Pick out each line in the items below that contains the word "element", and copy those lines.

Annotated region listings
######

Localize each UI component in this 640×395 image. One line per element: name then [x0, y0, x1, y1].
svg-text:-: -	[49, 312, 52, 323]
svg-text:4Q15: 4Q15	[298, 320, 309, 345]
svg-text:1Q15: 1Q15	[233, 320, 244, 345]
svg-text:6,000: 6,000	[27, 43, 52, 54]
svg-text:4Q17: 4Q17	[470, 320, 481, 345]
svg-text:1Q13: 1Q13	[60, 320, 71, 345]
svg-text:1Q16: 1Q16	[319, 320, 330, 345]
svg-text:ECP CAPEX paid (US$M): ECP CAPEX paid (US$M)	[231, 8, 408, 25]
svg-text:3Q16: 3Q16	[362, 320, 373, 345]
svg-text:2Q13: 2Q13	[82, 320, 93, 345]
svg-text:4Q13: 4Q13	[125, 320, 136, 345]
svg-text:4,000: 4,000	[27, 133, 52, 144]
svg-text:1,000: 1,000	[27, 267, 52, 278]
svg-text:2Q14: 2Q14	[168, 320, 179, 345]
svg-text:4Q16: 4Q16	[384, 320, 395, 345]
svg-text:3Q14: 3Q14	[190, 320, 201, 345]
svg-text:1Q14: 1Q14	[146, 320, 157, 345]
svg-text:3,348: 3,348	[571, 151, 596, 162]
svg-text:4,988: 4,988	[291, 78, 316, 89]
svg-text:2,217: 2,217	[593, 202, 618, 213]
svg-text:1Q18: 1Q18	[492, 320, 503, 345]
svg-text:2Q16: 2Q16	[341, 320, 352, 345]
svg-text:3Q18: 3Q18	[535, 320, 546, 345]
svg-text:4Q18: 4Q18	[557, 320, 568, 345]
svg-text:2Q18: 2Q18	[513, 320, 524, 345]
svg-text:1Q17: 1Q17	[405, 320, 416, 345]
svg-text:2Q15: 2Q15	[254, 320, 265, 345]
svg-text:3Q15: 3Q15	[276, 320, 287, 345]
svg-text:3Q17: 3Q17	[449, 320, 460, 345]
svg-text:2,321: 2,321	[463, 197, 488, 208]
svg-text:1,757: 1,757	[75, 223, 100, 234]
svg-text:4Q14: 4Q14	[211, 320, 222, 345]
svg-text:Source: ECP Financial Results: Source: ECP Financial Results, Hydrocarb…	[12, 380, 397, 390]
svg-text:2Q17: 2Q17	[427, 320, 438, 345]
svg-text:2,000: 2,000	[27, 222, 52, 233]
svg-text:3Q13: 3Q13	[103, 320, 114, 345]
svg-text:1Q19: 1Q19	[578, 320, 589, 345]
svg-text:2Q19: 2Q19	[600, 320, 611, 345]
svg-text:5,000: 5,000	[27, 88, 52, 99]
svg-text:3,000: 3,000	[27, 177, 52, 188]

######

◆ PROBLEM SOLUTION
Localize each UI component in this 640×395 image. One line per element: name then [x0, y0, x1, y1].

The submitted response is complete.